▶ [The exercise] Images excluded, repeat each entry below exactly.

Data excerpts
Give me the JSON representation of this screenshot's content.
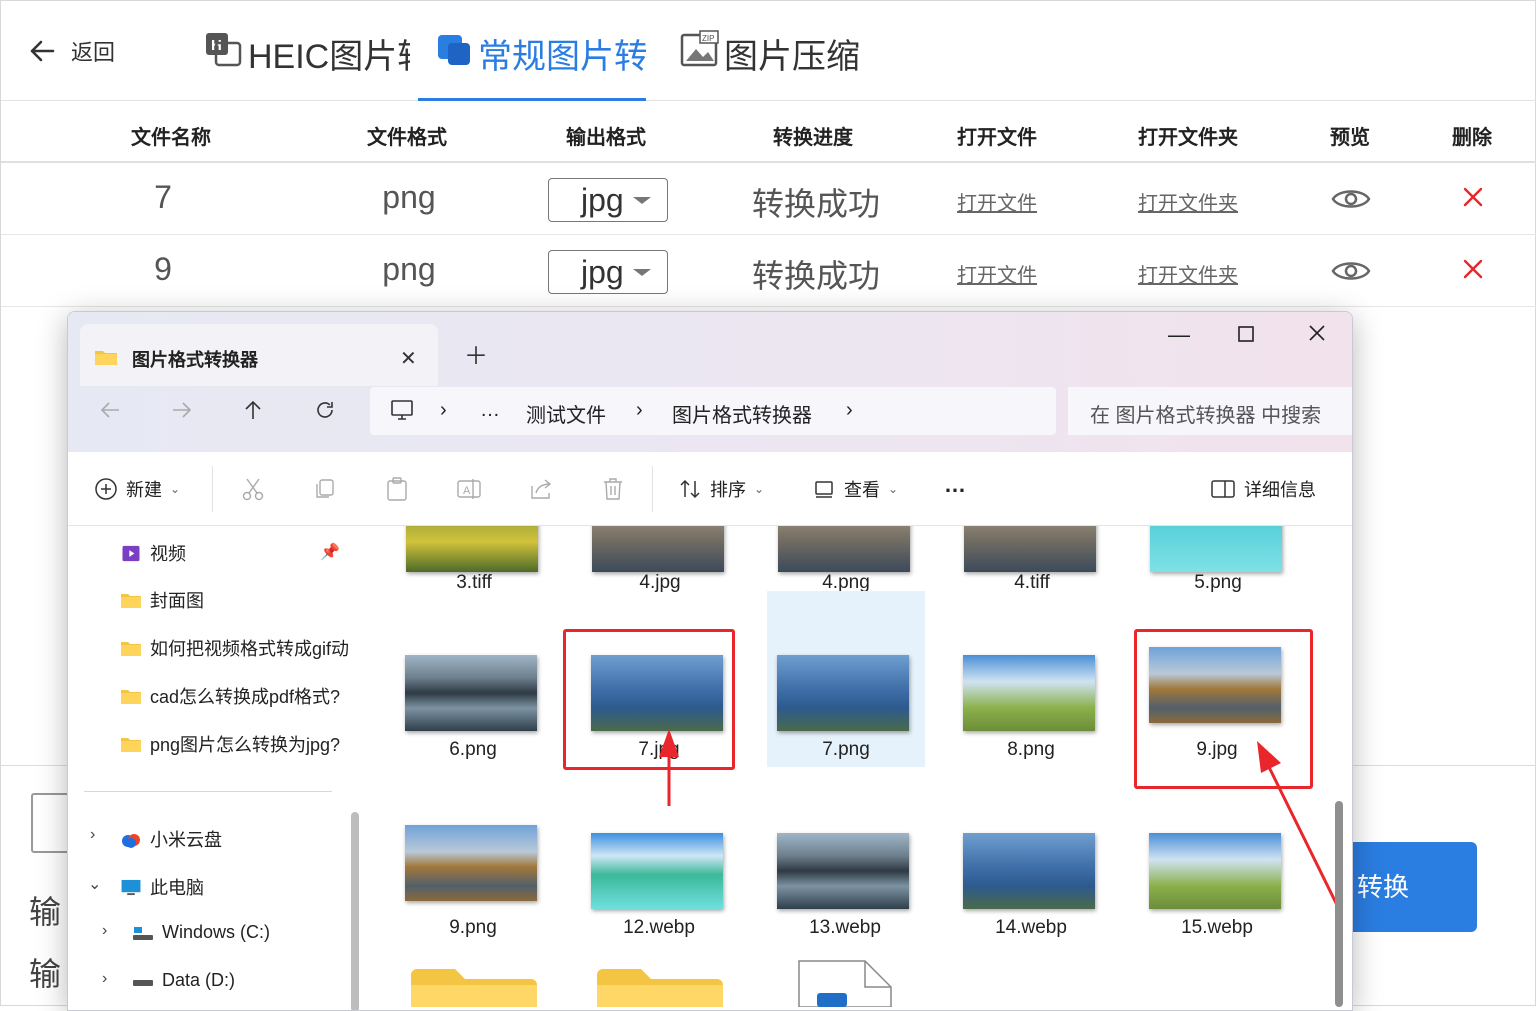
{
  "app": {
    "back_label": "返回",
    "tabs": [
      {
        "label": "HEIC图片转换",
        "active": false
      },
      {
        "label": "常规图片转换",
        "active": true
      },
      {
        "label": "图片压缩",
        "active": false
      }
    ],
    "accent_color": "#2a7de1"
  },
  "table": {
    "headers": [
      "文件名称",
      "文件格式",
      "输出格式",
      "转换进度",
      "打开文件",
      "打开文件夹",
      "预览",
      "删除"
    ],
    "rows": [
      {
        "name": "7",
        "format": "png",
        "output": "jpg",
        "status": "转换成功",
        "open_file": "打开文件",
        "open_folder": "打开文件夹"
      },
      {
        "name": "9",
        "format": "png",
        "output": "jpg",
        "status": "转换成功",
        "open_file": "打开文件",
        "open_folder": "打开文件夹"
      }
    ]
  },
  "background": {
    "output_label_1": "输",
    "output_label_2": "输",
    "convert_button": "转换"
  },
  "explorer": {
    "tab_title": "图片格式转换器",
    "breadcrumb": [
      "…",
      "测试文件",
      "图片格式转换器"
    ],
    "search_placeholder": "在 图片格式转换器 中搜索",
    "commands": {
      "new": "新建",
      "sort": "排序",
      "view": "查看",
      "more": "…",
      "details": "详细信息"
    },
    "nav_items": [
      {
        "label": "视频",
        "icon": "video-icon"
      },
      {
        "label": "封面图",
        "icon": "folder-icon"
      },
      {
        "label": "如何把视频格式转成gif动",
        "icon": "folder-icon"
      },
      {
        "label": "cad怎么转换成pdf格式?",
        "icon": "folder-icon"
      },
      {
        "label": "png图片怎么转换为jpg?",
        "icon": "folder-icon"
      },
      {
        "label": "小米云盘",
        "icon": "cloud-icon"
      },
      {
        "label": "此电脑",
        "icon": "computer-icon"
      },
      {
        "label": "Windows (C:)",
        "icon": "drive-icon"
      },
      {
        "label": "Data (D:)",
        "icon": "drive-icon"
      }
    ],
    "files_row1": [
      "3.tiff",
      "4.jpg",
      "4.png",
      "4.tiff",
      "5.png"
    ],
    "files_row2": [
      "6.png",
      "7.jpg",
      "7.png",
      "8.png",
      "9.jpg"
    ],
    "files_row3": [
      "9.png",
      "12.webp",
      "13.webp",
      "14.webp",
      "15.webp"
    ],
    "selected_file": "7.png",
    "highlighted_files": [
      "7.jpg",
      "9.jpg"
    ],
    "highlight_color": "#e8262b"
  }
}
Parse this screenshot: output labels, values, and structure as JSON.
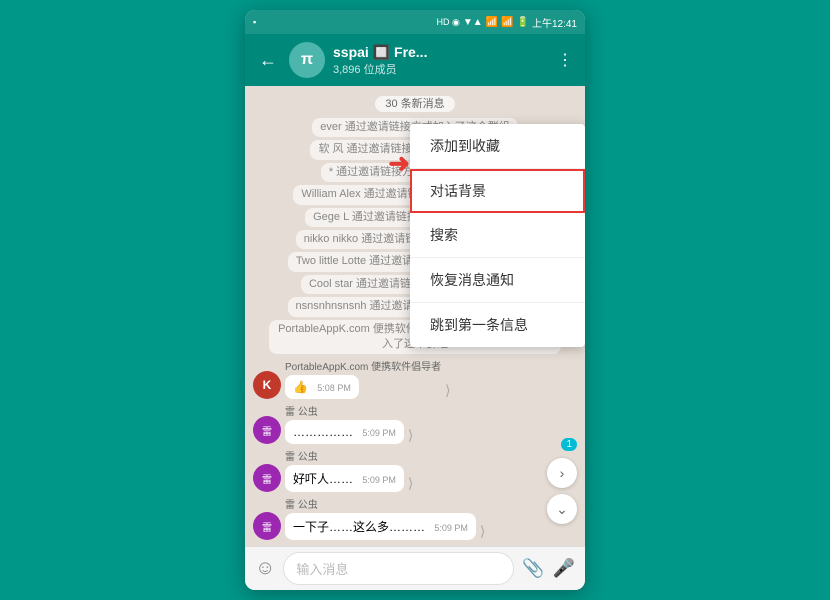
{
  "statusBar": {
    "left": "▪",
    "time": "上午12:41",
    "icons": [
      "HD◉",
      "▼▲",
      "📶",
      "📶",
      "🔋"
    ]
  },
  "header": {
    "title": "sspai 🔲 Fre...",
    "subtitle": "3,896 位成员",
    "backIcon": "←",
    "avatarText": "π"
  },
  "chat": {
    "newMsgsBanner": "30 条新消息",
    "systemMessages": [
      "ever 通过邀请链接方式加入了这个群组",
      "软 风 通过邀请链接方式加入了这个群组",
      "* 通过邀请链接方式加入了这个群组",
      "William Alex 通过邀请链接方式加入了这个群组",
      "Gege L 通过邀请链接方式加入了这个群组",
      "nikko nikko 通过邀请链接方式加入了这个群组",
      "Two little Lotte 通过邀请链接方式加入了这个群组",
      "Cool star 通过邀请链接方式加入了这个群组",
      "nsnsnhnsnsnh 通过邀请链接方式加入了这个群组",
      "PortableAppK.com 便携软件倡导者 通过邀请链接方式加入了这个群组"
    ],
    "messages": [
      {
        "id": 1,
        "sender": "PortableAppK.com 便携软件倡导者",
        "avatar": "K",
        "avatarColor": "#c0392b",
        "text": "👍",
        "time": "5:08 PM",
        "side": "left"
      },
      {
        "id": 2,
        "sender": "雷 公虫",
        "avatar": "雷",
        "avatarColor": "#7b68ee",
        "text": "……………",
        "time": "5:09 PM",
        "side": "left"
      },
      {
        "id": 3,
        "sender": "雷 公虫",
        "avatar": "雷",
        "avatarColor": "#7b68ee",
        "text": "好吓人……",
        "time": "5:09 PM",
        "side": "left"
      },
      {
        "id": 4,
        "sender": "雷 公虫",
        "avatar": "雷",
        "avatarColor": "#7b68ee",
        "text": "一下子……这么多………",
        "time": "5:09 PM",
        "side": "left"
      }
    ],
    "inputPlaceholder": "输入消息",
    "scrollBadge": "1"
  },
  "dropdownMenu": {
    "items": [
      {
        "id": "favorites",
        "label": "添加到收藏",
        "highlighted": false
      },
      {
        "id": "background",
        "label": "对话背景",
        "highlighted": true
      },
      {
        "id": "search",
        "label": "搜索",
        "highlighted": false
      },
      {
        "id": "restore-notify",
        "label": "恢复消息通知",
        "highlighted": false
      },
      {
        "id": "jump-first",
        "label": "跳到第一条信息",
        "highlighted": false
      }
    ]
  },
  "arrow": "→"
}
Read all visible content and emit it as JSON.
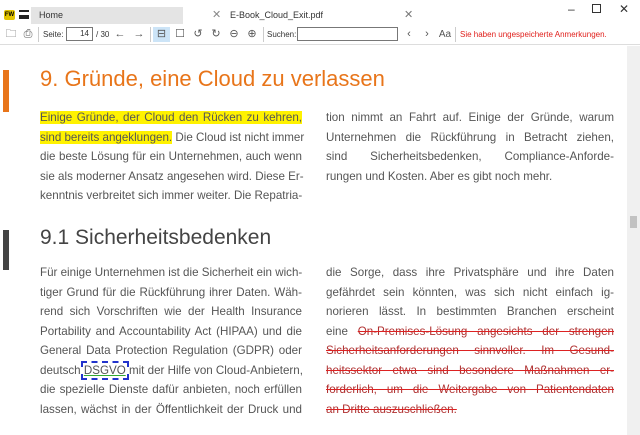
{
  "tabs": [
    {
      "label": "Home"
    },
    {
      "label": "E-Book_Cloud_Exit.pdf"
    }
  ],
  "toolbar": {
    "page_label": "Seite:",
    "page_current": "14",
    "page_total": "/ 30",
    "search_label": "Suchen:",
    "search_value": "",
    "warning": "Sie haben ungespeicherte Anmerkungen.",
    "warning_color": "#e0201c"
  },
  "doc": {
    "heading1": "9. Gründe, eine Cloud zu verlassen",
    "heading2": "9.1 Sicherheitsbedenken",
    "s1_col1": [
      "Einige Gründe, der Cloud den Rücken zu kehren,",
      "sind bereits angeklungen.",
      "Die Cloud ist nicht immer",
      "die beste Lösung für ein Unternehmen, auch wenn",
      "sie als moderner Ansatz angesehen wird. Diese Er-",
      "kenntnis verbreitet sich immer weiter. Die Repatria-"
    ],
    "s1_col2": [
      "tion nimmt an Fahrt auf. Einige der Gründe, warum",
      "Unternehmen die Rückführung in Betracht ziehen,",
      "sind Sicherheitsbedenken, Compliance-Anforde-",
      "rungen und Kosten. Aber es gibt noch mehr."
    ],
    "s2_col1": [
      "Für einige Unternehmen ist die Sicherheit ein wich-",
      "tiger Grund für die Rückführung ihrer Daten. Wäh-",
      "rend sich Vorschriften wie der Health Insurance",
      "Portability and Accountability Act (HIPAA) und die",
      "General Data Protection Regulation (GDPR) oder",
      "deutsch",
      "DSGVO",
      "mit der Hilfe von Cloud-Anbietern,",
      "die spezielle Dienste dafür anbieten, noch erfüllen",
      "lassen, wächst in der Öffentlichkeit der Druck und"
    ],
    "s2_col2": [
      "die Sorge, dass ihre Privatsphäre und ihre Daten",
      "gefährdet sein könnten, was sich nicht einfach ig-",
      "norieren lässt. In bestimmten Branchen erscheint",
      "eine",
      "On-Premises-Lösung angesichts der strengen",
      "Sicherheitsanforderungen sinnvoller. Im Gesund-",
      "heitssektor etwa sind besondere Maßnahmen er-",
      "forderlich, um die Weitergabe von Patientendaten",
      "an Dritte auszuschließen."
    ]
  }
}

▶ [Task solution]
Give me the JSON representation of this screenshot's content.
{
  "app": {
    "back_label": "返回",
    "tabs": [
      {
        "label": "HEIC图片转换",
        "active": false
      },
      {
        "label": "常规图片转换",
        "active": true
      },
      {
        "label": "图片压缩",
        "active": false
      }
    ],
    "accent_color": "#2a7de1"
  },
  "table": {
    "headers": [
      "文件名称",
      "文件格式",
      "输出格式",
      "转换进度",
      "打开文件",
      "打开文件夹",
      "预览",
      "删除"
    ],
    "rows": [
      {
        "name": "7",
        "format": "png",
        "output": "jpg",
        "status": "转换成功",
        "open_file": "打开文件",
        "open_folder": "打开文件夹"
      },
      {
        "name": "9",
        "format": "png",
        "output": "jpg",
        "status": "转换成功",
        "open_file": "打开文件",
        "open_folder": "打开文件夹"
      }
    ]
  },
  "background": {
    "output_label_1": "输",
    "output_label_2": "输",
    "convert_button": "转换"
  },
  "explorer": {
    "tab_title": "图片格式转换器",
    "breadcrumb": [
      "…",
      "测试文件",
      "图片格式转换器"
    ],
    "search_placeholder": "在 图片格式转换器 中搜索",
    "commands": {
      "new": "新建",
      "sort": "排序",
      "view": "查看",
      "more": "…",
      "details": "详细信息"
    },
    "nav_items": [
      {
        "label": "视频",
        "icon": "video-icon"
      },
      {
        "label": "封面图",
        "icon": "folder-icon"
      },
      {
        "label": "如何把视频格式转成gif动",
        "icon": "folder-icon"
      },
      {
        "label": "cad怎么转换成pdf格式?",
        "icon": "folder-icon"
      },
      {
        "label": "png图片怎么转换为jpg?",
        "icon": "folder-icon"
      },
      {
        "label": "小米云盘",
        "icon": "cloud-icon"
      },
      {
        "label": "此电脑",
        "icon": "computer-icon"
      },
      {
        "label": "Windows (C:)",
        "icon": "drive-icon"
      },
      {
        "label": "Data (D:)",
        "icon": "drive-icon"
      }
    ],
    "files_row1": [
      "3.tiff",
      "4.jpg",
      "4.png",
      "4.tiff",
      "5.png"
    ],
    "files_row2": [
      "6.png",
      "7.jpg",
      "7.png",
      "8.png",
      "9.jpg"
    ],
    "files_row3": [
      "9.png",
      "12.webp",
      "13.webp",
      "14.webp",
      "15.webp"
    ],
    "selected_file": "7.png",
    "highlighted_files": [
      "7.jpg",
      "9.jpg"
    ],
    "highlight_color": "#e8262b"
  }
}
Parse this screenshot: output labels, values, and structure as JSON.
{
  "statusBar": {
    "left": "▪",
    "time": "上午12:41",
    "icons": [
      "HD◉",
      "▼▲",
      "📶",
      "📶",
      "🔋"
    ]
  },
  "header": {
    "title": "sspai 🔲 Fre...",
    "subtitle": "3,896 位成员",
    "backIcon": "←",
    "avatarText": "π"
  },
  "chat": {
    "newMsgsBanner": "30 条新消息",
    "systemMessages": [
      "ever 通过邀请链接方式加入了这个群组",
      "软 风 通过邀请链接方式加入了这个群组",
      "* 通过邀请链接方式加入了这个群组",
      "William Alex 通过邀请链接方式加入了这个群组",
      "Gege L 通过邀请链接方式加入了这个群组",
      "nikko nikko 通过邀请链接方式加入了这个群组",
      "Two little Lotte 通过邀请链接方式加入了这个群组",
      "Cool star 通过邀请链接方式加入了这个群组",
      "nsnsnhnsnsnh 通过邀请链接方式加入了这个群组",
      "PortableAppK.com 便携软件倡导者 通过邀请链接方式加入了这个群组"
    ],
    "messages": [
      {
        "id": 1,
        "sender": "PortableAppK.com 便携软件倡导者",
        "avatar": "K",
        "avatarColor": "#c0392b",
        "text": "👍",
        "time": "5:08 PM",
        "side": "left"
      },
      {
        "id": 2,
        "sender": "雷 公虫",
        "avatar": "雷",
        "avatarColor": "#7b68ee",
        "text": "……………",
        "time": "5:09 PM",
        "side": "left"
      },
      {
        "id": 3,
        "sender": "雷 公虫",
        "avatar": "雷",
        "avatarColor": "#7b68ee",
        "text": "好吓人……",
        "time": "5:09 PM",
        "side": "left"
      },
      {
        "id": 4,
        "sender": "雷 公虫",
        "avatar": "雷",
        "avatarColor": "#7b68ee",
        "text": "一下子……这么多………",
        "time": "5:09 PM",
        "side": "left"
      }
    ],
    "inputPlaceholder": "输入消息",
    "scrollBadge": "1"
  },
  "dropdownMenu": {
    "items": [
      {
        "id": "favorites",
        "label": "添加到收藏",
        "highlighted": false
      },
      {
        "id": "background",
        "label": "对话背景",
        "highlighted": true
      },
      {
        "id": "search",
        "label": "搜索",
        "highlighted": false
      },
      {
        "id": "restore-notify",
        "label": "恢复消息通知",
        "highlighted": false
      },
      {
        "id": "jump-first",
        "label": "跳到第一条信息",
        "highlighted": false
      }
    ]
  },
  "arrow": "→"
}
Read all visible content and emit it as JSON.
{
  "tabs": [
    {
      "label": "Home"
    },
    {
      "label": "E-Book_Cloud_Exit.pdf"
    }
  ],
  "toolbar": {
    "page_label": "Seite:",
    "page_current": "14",
    "page_total": "/ 30",
    "search_label": "Suchen:",
    "search_value": "",
    "warning": "Sie haben ungespeicherte Anmerkungen.",
    "warning_color": "#e0201c"
  },
  "doc": {
    "heading1": "9. Gründe, eine Cloud zu verlassen",
    "heading2": "9.1 Sicherheitsbedenken",
    "s1_col1": [
      "Einige Gründe, der Cloud den Rücken zu kehren,",
      "sind bereits angeklungen.",
      "Die Cloud ist nicht immer",
      "die beste Lösung für ein Unternehmen, auch wenn",
      "sie als moderner Ansatz angesehen wird. Diese Er-",
      "kenntnis verbreitet sich immer weiter. Die Repatria-"
    ],
    "s1_col2": [
      "tion nimmt an Fahrt auf. Einige der Gründe, warum",
      "Unternehmen die Rückführung in Betracht ziehen,",
      "sind Sicherheitsbedenken, Compliance-Anforde-",
      "rungen und Kosten. Aber es gibt noch mehr."
    ],
    "s2_col1": [
      "Für einige Unternehmen ist die Sicherheit ein wich-",
      "tiger Grund für die Rückführung ihrer Daten. Wäh-",
      "rend sich Vorschriften wie der Health Insurance",
      "Portability and Accountability Act (HIPAA) und die",
      "General Data Protection Regulation (GDPR) oder",
      "deutsch",
      "DSGVO",
      "mit der Hilfe von Cloud-Anbietern,",
      "die spezielle Dienste dafür anbieten, noch erfüllen",
      "lassen, wächst in der Öffentlichkeit der Druck und"
    ],
    "s2_col2": [
      "die Sorge, dass ihre Privatsphäre und ihre Daten",
      "gefährdet sein könnten, was sich nicht einfach ig-",
      "norieren lässt. In bestimmten Branchen erscheint",
      "eine",
      "On-Premises-Lösung angesichts der strengen",
      "Sicherheitsanforderungen sinnvoller. Im Gesund-",
      "heitssektor etwa sind besondere Maßnahmen er-",
      "forderlich, um die Weitergabe von Patientendaten",
      "an Dritte auszuschließen."
    ]
  }
}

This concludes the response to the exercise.